▸ **Work to do**
Rewrite each line of the items below as a string in a JSON list, one string per line, leaving out any blank lines.

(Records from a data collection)
☆ ☆ ☆ ☆ ☆ ☆ ☆

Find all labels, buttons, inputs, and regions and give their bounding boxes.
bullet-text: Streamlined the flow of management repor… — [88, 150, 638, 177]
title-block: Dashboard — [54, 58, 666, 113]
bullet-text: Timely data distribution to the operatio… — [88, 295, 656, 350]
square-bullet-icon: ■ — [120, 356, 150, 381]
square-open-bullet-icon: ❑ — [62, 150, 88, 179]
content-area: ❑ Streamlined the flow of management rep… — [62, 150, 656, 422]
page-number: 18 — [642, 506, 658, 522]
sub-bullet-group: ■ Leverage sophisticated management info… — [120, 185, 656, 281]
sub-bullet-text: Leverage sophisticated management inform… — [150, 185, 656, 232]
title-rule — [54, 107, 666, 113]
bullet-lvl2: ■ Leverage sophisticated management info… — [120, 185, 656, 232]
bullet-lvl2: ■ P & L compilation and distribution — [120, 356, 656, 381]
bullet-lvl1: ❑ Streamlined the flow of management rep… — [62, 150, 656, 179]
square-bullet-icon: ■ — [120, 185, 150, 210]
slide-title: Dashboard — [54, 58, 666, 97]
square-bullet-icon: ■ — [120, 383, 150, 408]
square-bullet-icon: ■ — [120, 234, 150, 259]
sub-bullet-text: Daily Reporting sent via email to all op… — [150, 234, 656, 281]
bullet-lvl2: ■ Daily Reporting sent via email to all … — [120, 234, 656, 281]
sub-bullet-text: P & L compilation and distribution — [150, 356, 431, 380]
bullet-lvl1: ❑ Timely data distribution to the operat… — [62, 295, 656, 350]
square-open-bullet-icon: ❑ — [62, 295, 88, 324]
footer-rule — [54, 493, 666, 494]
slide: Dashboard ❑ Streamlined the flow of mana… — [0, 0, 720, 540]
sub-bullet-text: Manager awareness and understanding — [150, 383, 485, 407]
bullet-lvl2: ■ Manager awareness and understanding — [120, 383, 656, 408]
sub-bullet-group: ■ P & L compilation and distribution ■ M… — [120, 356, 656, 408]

☆ ☆ ☆ ☆ ☆ ☆ ☆

▸ **Exercise solution**
[
  "Find all labels, buttons, inputs, and regions and give their bounding boxes.",
  "bullet-text: Streamlined the flow of management repor… — [88, 150, 638, 177]",
  "title-block: Dashboard — [54, 58, 666, 113]",
  "bullet-text: Timely data distribution to the operatio… — [88, 295, 656, 350]",
  "square-bullet-icon: ■ — [120, 356, 150, 381]",
  "square-open-bullet-icon: ❑ — [62, 150, 88, 179]",
  "content-area: ❑ Streamlined the flow of management rep… — [62, 150, 656, 422]",
  "page-number: 18 — [642, 506, 658, 522]",
  "sub-bullet-group: ■ Leverage sophisticated management info… — [120, 185, 656, 281]",
  "sub-bullet-text: Leverage sophisticated management inform… — [150, 185, 656, 232]",
  "title-rule — [54, 107, 666, 113]",
  "bullet-lvl2: ■ Leverage sophisticated management info… — [120, 185, 656, 232]",
  "bullet-lvl2: ■ P & L compilation and distribution — [120, 356, 656, 381]",
  "bullet-lvl1: ❑ Streamlined the flow of management rep… — [62, 150, 656, 179]",
  "square-bullet-icon: ■ — [120, 185, 150, 210]",
  "slide-title: Dashboard — [54, 58, 666, 97]",
  "square-bullet-icon: ■ — [120, 383, 150, 408]",
  "square-bullet-icon: ■ — [120, 234, 150, 259]",
  "sub-bullet-text: Daily Reporting sent via email to all op… — [150, 234, 656, 281]",
  "bullet-lvl2: ■ Daily Reporting sent via email to all … — [120, 234, 656, 281]",
  "sub-bullet-text: P & L compilation and distribution — [150, 356, 431, 380]",
  "bullet-lvl1: ❑ Timely data distribution to the operat… — [62, 295, 656, 350]",
  "square-open-bullet-icon: ❑ — [62, 295, 88, 324]",
  "footer-rule — [54, 493, 666, 494]",
  "slide: Dashboard ❑ Streamlined the flow of mana… — [0, 0, 720, 540]",
  "sub-bullet-text: Manager awareness and understanding — [150, 383, 485, 407]",
  "bullet-lvl2: ■ Manager awareness and understanding — [120, 383, 656, 408]",
  "sub-bullet-group: ■ P & L compilation and distribution ■ M… — [120, 356, 656, 408]"
]